- [SET TASK]: Scan the records for the string "آقای"; copy each line where it occurs.

Data records
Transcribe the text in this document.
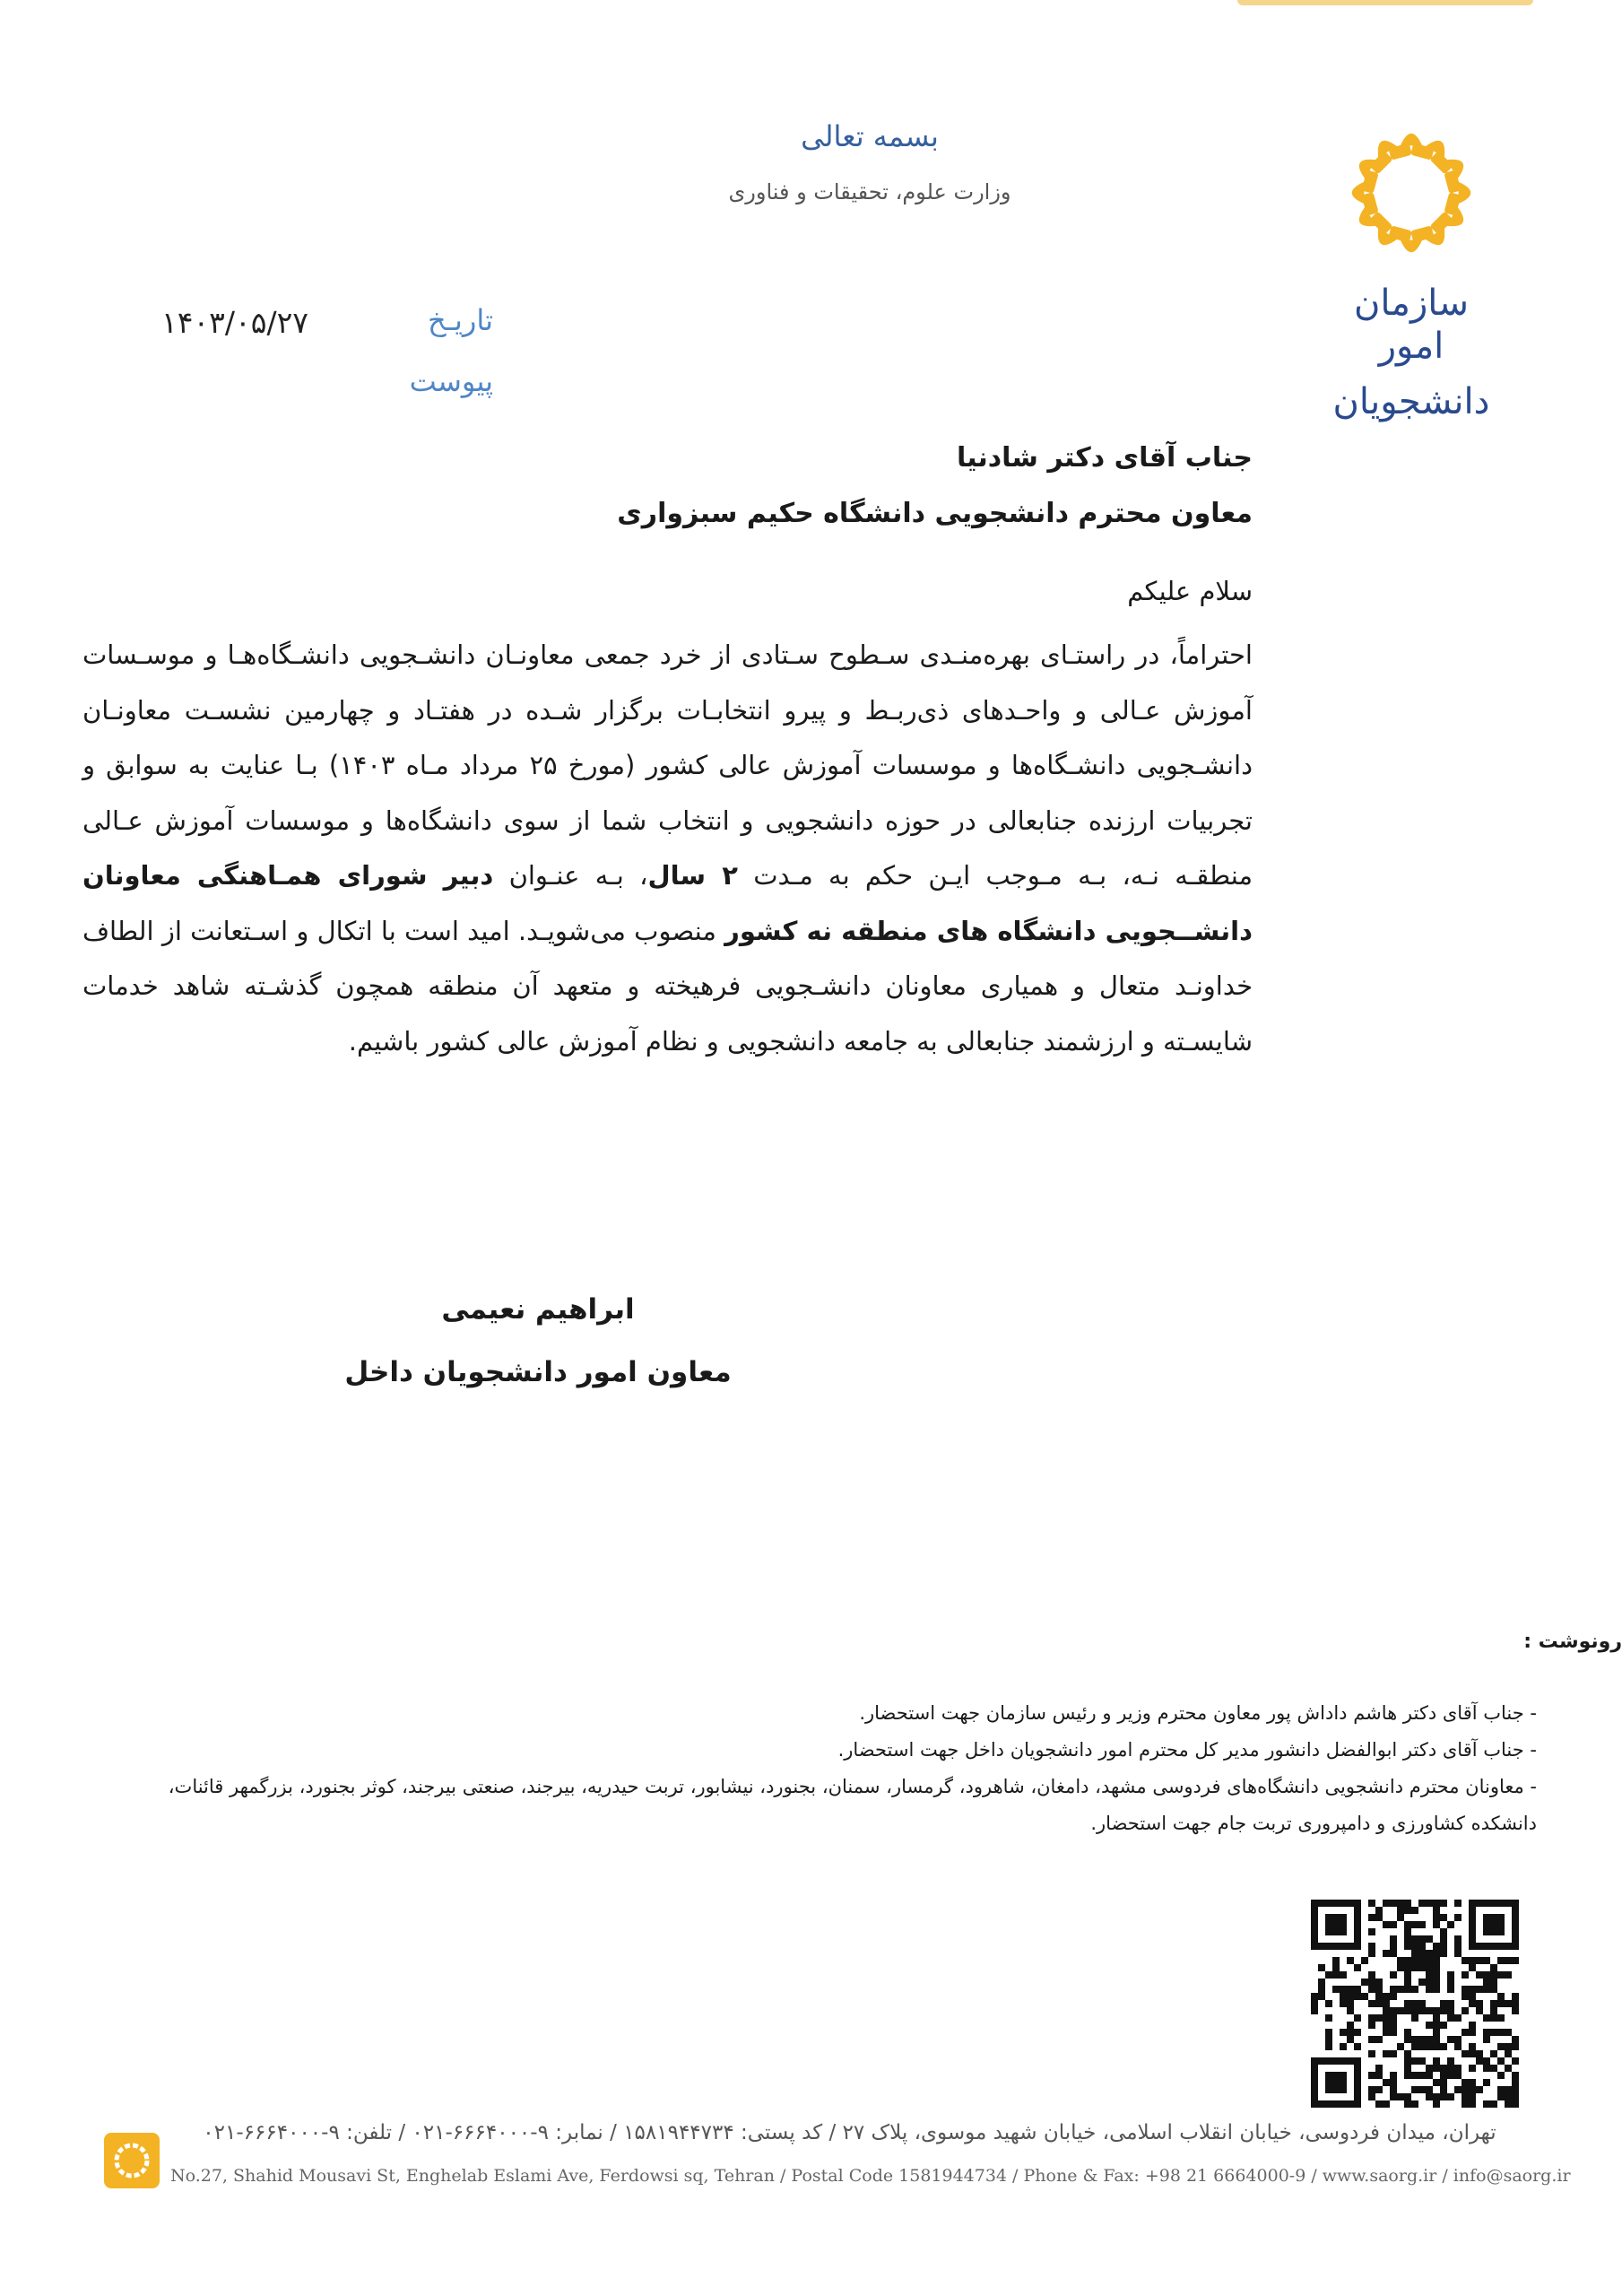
سازمان امور
دانشجویان
بسمه تعالی
وزارت علوم، تحقیقات و فناوری
تاریـخ
پیوست
۱۴۰۳/۰۵/۲۷
جناب آقای دکتر شادنیا
معاون محترم دانشجویی دانشگاه حکیم سبزواری
سلام علیکم
احتراماً، در راستـای بهره‌منـدی سـطوح سـتادی از خرد جمعی معاونـان دانشـجویی دانشـگاه‌هـا و موسـسات آموزش عـالی و واحـدهای ذی‌ربـط و پیرو انتخابـات برگزار شـده در هفتـاد و چهارمین نشسـت معاونـان دانشـجویی دانشـگاه‌ها و موسسات آموزش عالی کشور (مورخ ۲۵ مرداد مـاه ۱۴۰۳) بـا عنایت به سوابق و تجربیات ارزنده جنابعالی در حوزه دانشجویی و انتخاب شما از سوی دانشگاه‌ها و موسسات آموزش عـالی منطقـه نـه، بـه مـوجب ایـن حکم به مـدت ۲ سال، بـه عنـوان دبیر شورای همـاهنگی معاونان دانشــجویی دانشگاه های منطقه نه کشور منصوب می‌شویـد. امید است با اتکال و اسـتعانت از الطاف خداونـد متعال و همیاری معاونان دانشـجویی فرهیخته و متعهد آن منطقه همچون گذشـته شاهد خدمات شایسـته و ارزشمند جنابعالی به جامعه دانشجویی و نظام آموزش عالی کشور باشیم.
ابراهیم نعیمی
معاون امور دانشجویان داخل
رونوشت :
- جناب آقای دکتر هاشم داداش پور معاون محترم وزیر و رئیس سازمان جهت استحضار.
- جناب آقای دکتر ابوالفضل دانشور مدیر کل محترم امور دانشجویان داخل جهت استحضار.
- معاونان محترم دانشجویی دانشگاه‌های فردوسی مشهد، دامغان، شاهرود، گرمسار، سمنان، بجنورد، نیشابور، تربت حیدریه، بیرجند، صنعتی بیرجند، کوثر بجنورد، بزرگمهر قائنات، دانشکده کشاورزی و دامپروری تربت جام جهت استحضار.
تهران، میدان فردوسی، خیابان انقلاب اسلامی، خیابان شهید موسوی، پلاک ۲۷ / کد پستی: ۱۵۸۱۹۴۴۷۳۴ / نمابر: ۹-۶۶۶۴۰۰۰-۰۲۱ / تلفن: ۹-۶۶۶۴۰۰۰-۰۲۱
No.27, Shahid Mousavi St, Enghelab Eslami Ave, Ferdowsi sq, Tehran / Postal Code 1581944734 / Phone & Fax: +98 21 6664000-9 / www.saorg.ir / info@saorg.ir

- [CORRECT RESULT]:
جناب آقای دکتر شادنیا
- جناب آقای دکتر هاشم داداش پور معاون محترم وزیر و رئیس سازمان جهت استحضار.
- جناب آقای دکتر ابوالفضل دانشور مدیر کل محترم امور دانشجویان داخل جهت استحضار.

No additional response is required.